* Text passage
# Data Analysis - Part#1

### Objective: 
Apply data analysis concepts.

### Author: 
Nathalia Contreras

### Dataset used: 
[Amazon sample dataset](https://s3.amazonaws.com/amazon-reviews-pds/tsv/amazon_reviews_us_Gift_Card_v1_00.tsv.gz)
### Dataset size: 
11.6 MB

### Topic: Reading Data in Python

**a) Read Data**

In [1]:
#Defining path where data file is
path = './amazon_reviews_us_Gift_Card_v1_00.tsv.gz'

In [2]:
#Library to read zipped file
import gzip

In [3]:
#Open data
f = gzip.open(path, 'rt') #rt means read as text

In [4]:
#Read first line of dataset
#use next() or readline()
columns=f.readline() 

#First line corresponds to the HEADERS

Notice that everything is separated by '\t' because it's a TSV file. Plus there is '\n'

In [5]:
#Remove spaces and '\t'
columns = columns.strip().split('\t') #Read headers, remove spaces, and separate data where '\t'
columns

['marketplace',
 'customer_id',
 'review_id',
 'product_id',
 'product_parent',
 'product_title',
 'product_category',
 'star_rating',
 'helpful_votes',
 'total_votes',
 'vine',
 'verified_purchase',
 'review_headline',
 'review_body',
 'review_date']

**b) Organising Data**

In [6]:
#Empty list. This will store all data
lines = []
#Iterate line by line in dataset
for line in f:
    fields = line.strip().split('\t')
    lines.append(fields)

In [7]:
#Empty list stores data lines and headers
dataset = []
#Match lines[] to headers
for line in lines:
# Convert to key-value pairs
    d = dict(zip(columns, line))

* Material supplied
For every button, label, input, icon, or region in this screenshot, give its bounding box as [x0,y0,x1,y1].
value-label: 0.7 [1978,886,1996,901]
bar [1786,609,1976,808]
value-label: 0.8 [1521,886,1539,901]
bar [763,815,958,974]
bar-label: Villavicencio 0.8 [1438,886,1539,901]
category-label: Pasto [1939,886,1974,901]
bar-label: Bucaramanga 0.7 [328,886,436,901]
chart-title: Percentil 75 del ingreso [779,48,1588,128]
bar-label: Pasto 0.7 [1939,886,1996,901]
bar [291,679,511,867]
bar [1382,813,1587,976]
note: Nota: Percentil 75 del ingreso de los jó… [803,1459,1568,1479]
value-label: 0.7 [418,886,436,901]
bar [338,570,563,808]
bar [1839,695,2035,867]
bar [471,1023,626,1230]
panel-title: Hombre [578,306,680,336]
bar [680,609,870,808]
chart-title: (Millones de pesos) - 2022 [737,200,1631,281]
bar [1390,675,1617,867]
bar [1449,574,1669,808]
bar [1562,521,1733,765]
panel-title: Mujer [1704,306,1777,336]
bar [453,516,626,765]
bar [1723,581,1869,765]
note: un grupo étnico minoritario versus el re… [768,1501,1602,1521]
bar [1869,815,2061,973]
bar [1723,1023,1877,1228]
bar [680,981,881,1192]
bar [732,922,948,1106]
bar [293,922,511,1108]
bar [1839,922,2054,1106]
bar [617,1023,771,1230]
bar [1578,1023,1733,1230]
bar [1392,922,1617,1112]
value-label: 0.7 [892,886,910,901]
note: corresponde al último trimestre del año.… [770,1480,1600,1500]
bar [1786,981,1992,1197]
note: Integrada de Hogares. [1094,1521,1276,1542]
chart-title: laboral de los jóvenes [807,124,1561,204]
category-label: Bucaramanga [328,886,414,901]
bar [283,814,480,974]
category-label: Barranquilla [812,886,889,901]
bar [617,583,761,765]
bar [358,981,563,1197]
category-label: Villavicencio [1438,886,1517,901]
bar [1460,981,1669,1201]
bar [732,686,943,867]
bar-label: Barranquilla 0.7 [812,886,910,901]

* Set task 1
From the data analysis notebook, repeat everything from "lines.append(fields)" down to "d = dict(zip(columns, line))".
* Set task 2
Using the data analysis notebook, decide whether each statement agrees with it, answering yes or no and quoting the deciding words: (a) The dataset size is 11.6 MB. (b) The data file is opened in binary mode. (c) The values in the file are separated by commas.
* Set task 3
In the data analysis notebook, which library is imported to read the zipped file?

* Correct answer 1
lines.append(fields)

In [7]:
#Empty list stores data lines and headers
dataset = []
#Match lines[] to headers
for line in lines:
# Convert to key-value pairs
    d = dict(zip(columns, line))

* Correct answer 2
(a) Yes: "11.6 MB"
(b) No: "f = gzip.open(path, 'rt') #rt means read as text"
(c) No: "Notice that everything is separated by '\t' because it's a TSV file."

* Correct answer 3
The gzip library.